• _EXERCISE_
Look through the material below and give the number of lines holding "コーポレート", with no other words.

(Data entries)
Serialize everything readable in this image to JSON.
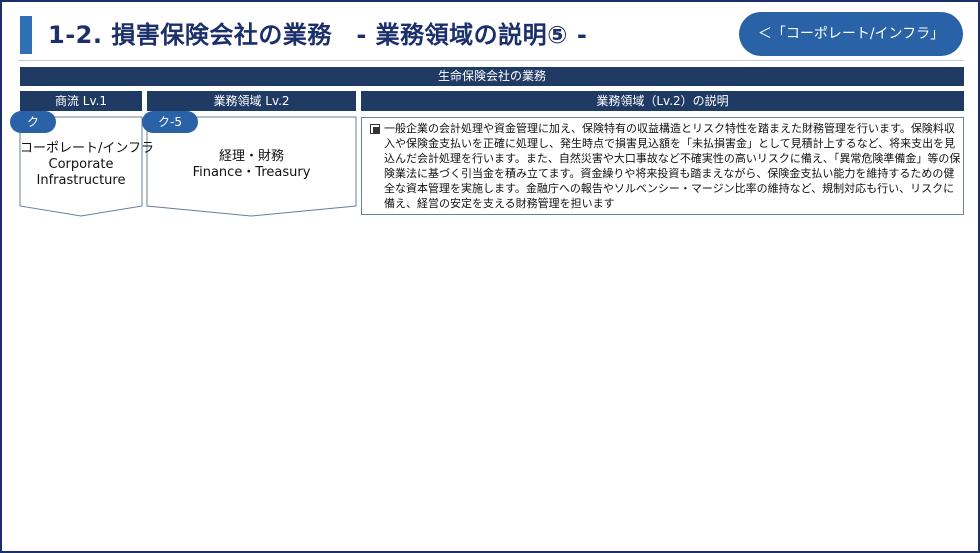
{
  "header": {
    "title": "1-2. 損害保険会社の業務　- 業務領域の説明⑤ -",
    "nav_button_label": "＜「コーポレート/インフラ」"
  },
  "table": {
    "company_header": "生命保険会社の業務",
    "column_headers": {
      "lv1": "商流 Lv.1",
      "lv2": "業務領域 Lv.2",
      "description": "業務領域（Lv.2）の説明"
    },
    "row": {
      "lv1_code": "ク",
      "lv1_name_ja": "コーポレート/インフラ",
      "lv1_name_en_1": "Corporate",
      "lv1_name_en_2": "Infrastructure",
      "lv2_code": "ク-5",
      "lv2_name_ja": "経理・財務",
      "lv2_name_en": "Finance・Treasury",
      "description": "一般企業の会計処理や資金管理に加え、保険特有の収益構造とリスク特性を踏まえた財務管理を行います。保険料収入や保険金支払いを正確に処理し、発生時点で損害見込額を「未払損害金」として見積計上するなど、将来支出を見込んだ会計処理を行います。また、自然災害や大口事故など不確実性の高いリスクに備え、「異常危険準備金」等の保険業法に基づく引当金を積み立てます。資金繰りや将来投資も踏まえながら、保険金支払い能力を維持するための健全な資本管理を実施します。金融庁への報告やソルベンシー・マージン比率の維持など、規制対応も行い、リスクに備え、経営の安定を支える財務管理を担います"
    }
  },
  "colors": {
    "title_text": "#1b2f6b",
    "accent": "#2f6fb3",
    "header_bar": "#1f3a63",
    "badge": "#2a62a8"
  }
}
---
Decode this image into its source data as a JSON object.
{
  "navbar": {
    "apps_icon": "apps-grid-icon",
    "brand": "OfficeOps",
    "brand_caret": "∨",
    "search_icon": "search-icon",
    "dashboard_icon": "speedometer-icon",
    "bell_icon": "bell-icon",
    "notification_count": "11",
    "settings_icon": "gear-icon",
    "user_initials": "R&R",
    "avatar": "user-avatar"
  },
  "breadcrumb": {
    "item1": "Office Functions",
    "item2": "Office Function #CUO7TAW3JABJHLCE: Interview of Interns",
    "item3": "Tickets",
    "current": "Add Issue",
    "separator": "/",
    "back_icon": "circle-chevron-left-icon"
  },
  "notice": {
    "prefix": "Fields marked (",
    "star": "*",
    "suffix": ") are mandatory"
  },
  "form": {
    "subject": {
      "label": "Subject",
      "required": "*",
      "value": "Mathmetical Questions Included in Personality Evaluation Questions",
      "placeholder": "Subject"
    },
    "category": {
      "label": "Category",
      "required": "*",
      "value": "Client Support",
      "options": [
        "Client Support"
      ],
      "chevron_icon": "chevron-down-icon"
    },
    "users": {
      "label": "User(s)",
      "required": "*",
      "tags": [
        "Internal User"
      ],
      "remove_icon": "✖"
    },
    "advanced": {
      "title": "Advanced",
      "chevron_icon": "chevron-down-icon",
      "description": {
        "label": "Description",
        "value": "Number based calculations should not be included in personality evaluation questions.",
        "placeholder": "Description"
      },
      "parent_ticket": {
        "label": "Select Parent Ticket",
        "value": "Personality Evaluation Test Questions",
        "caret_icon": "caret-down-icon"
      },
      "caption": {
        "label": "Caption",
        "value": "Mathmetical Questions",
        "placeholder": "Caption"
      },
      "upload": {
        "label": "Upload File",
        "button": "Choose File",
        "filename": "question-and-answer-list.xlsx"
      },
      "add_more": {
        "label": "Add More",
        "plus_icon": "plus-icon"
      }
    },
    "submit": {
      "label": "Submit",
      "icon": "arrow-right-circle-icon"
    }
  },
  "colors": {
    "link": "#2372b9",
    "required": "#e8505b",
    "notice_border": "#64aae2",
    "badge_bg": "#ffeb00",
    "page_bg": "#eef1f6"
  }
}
---
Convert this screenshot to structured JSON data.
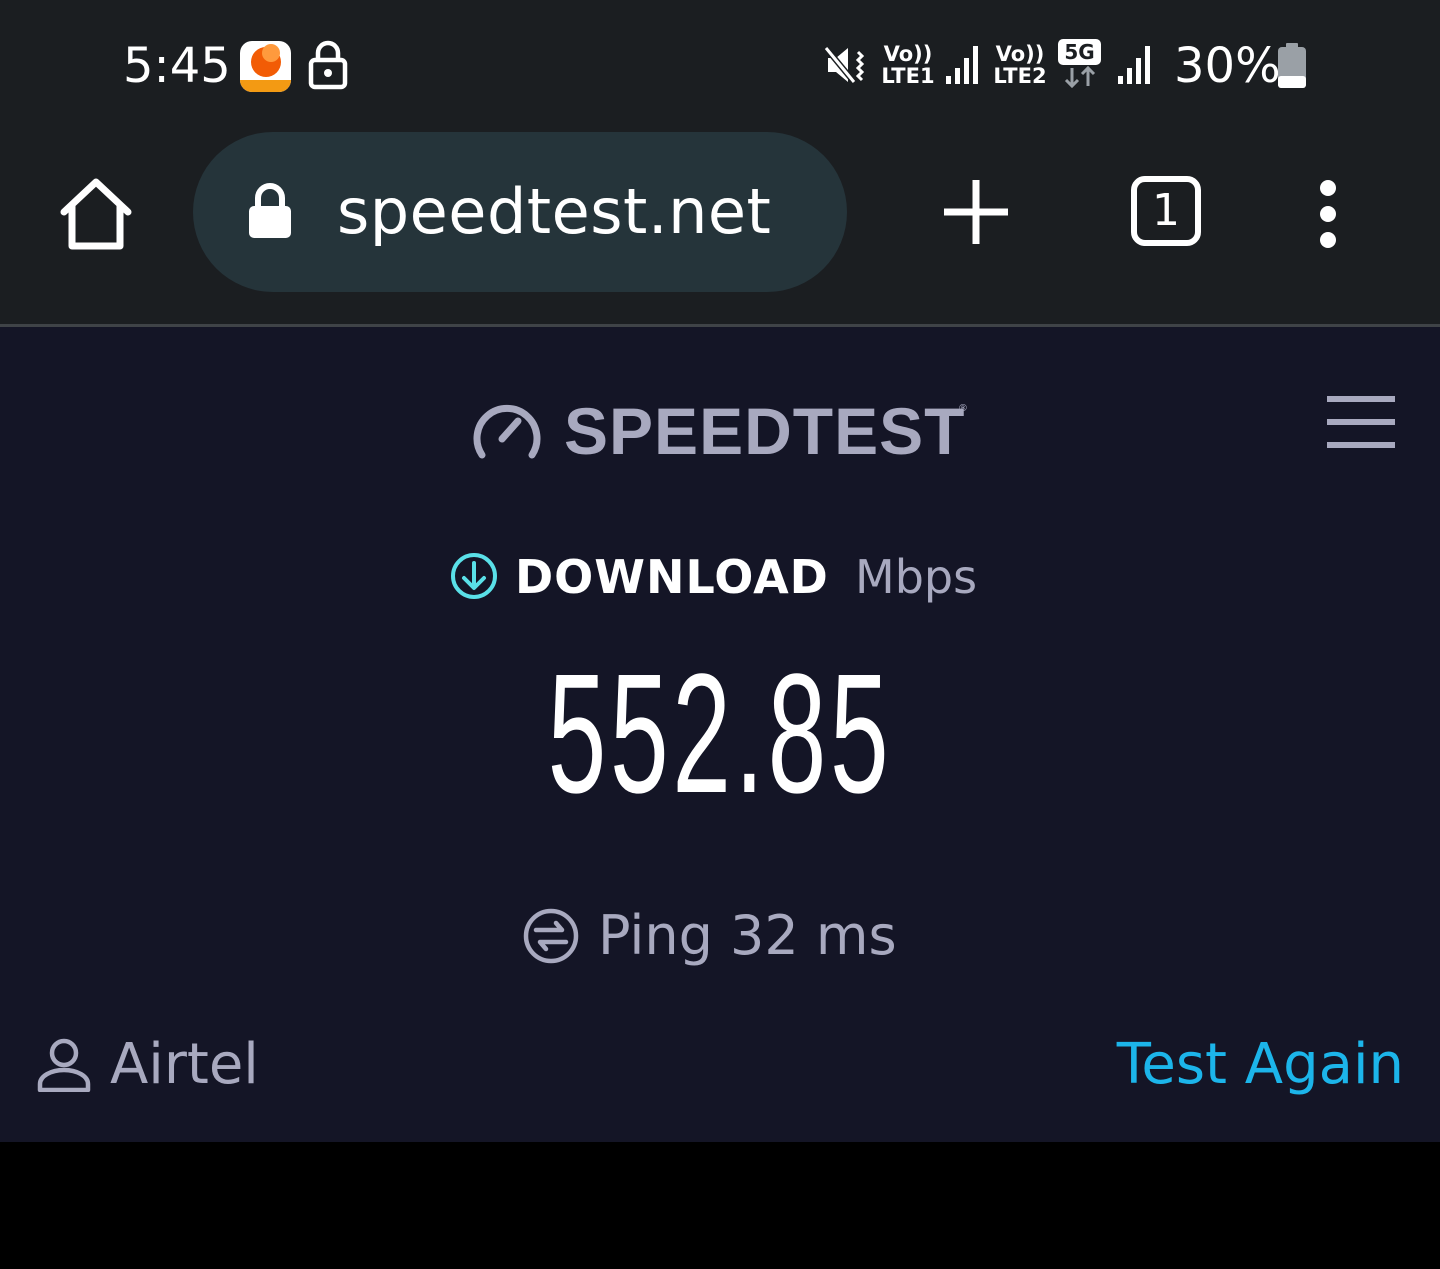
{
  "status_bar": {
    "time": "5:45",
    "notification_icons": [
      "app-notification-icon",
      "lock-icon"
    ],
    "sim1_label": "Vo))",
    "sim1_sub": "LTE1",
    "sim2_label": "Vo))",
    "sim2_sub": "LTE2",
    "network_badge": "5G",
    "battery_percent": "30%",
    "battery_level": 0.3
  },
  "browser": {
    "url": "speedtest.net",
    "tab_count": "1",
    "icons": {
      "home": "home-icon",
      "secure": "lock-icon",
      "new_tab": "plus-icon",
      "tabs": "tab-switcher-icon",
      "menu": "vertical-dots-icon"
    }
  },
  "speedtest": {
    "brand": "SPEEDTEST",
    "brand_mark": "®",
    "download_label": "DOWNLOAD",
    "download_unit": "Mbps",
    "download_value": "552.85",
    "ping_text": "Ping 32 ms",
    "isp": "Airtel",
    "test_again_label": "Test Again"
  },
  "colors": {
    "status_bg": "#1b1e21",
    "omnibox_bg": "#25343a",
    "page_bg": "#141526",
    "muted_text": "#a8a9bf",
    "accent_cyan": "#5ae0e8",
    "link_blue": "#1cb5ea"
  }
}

• _EXERCISE SOLUTION_
2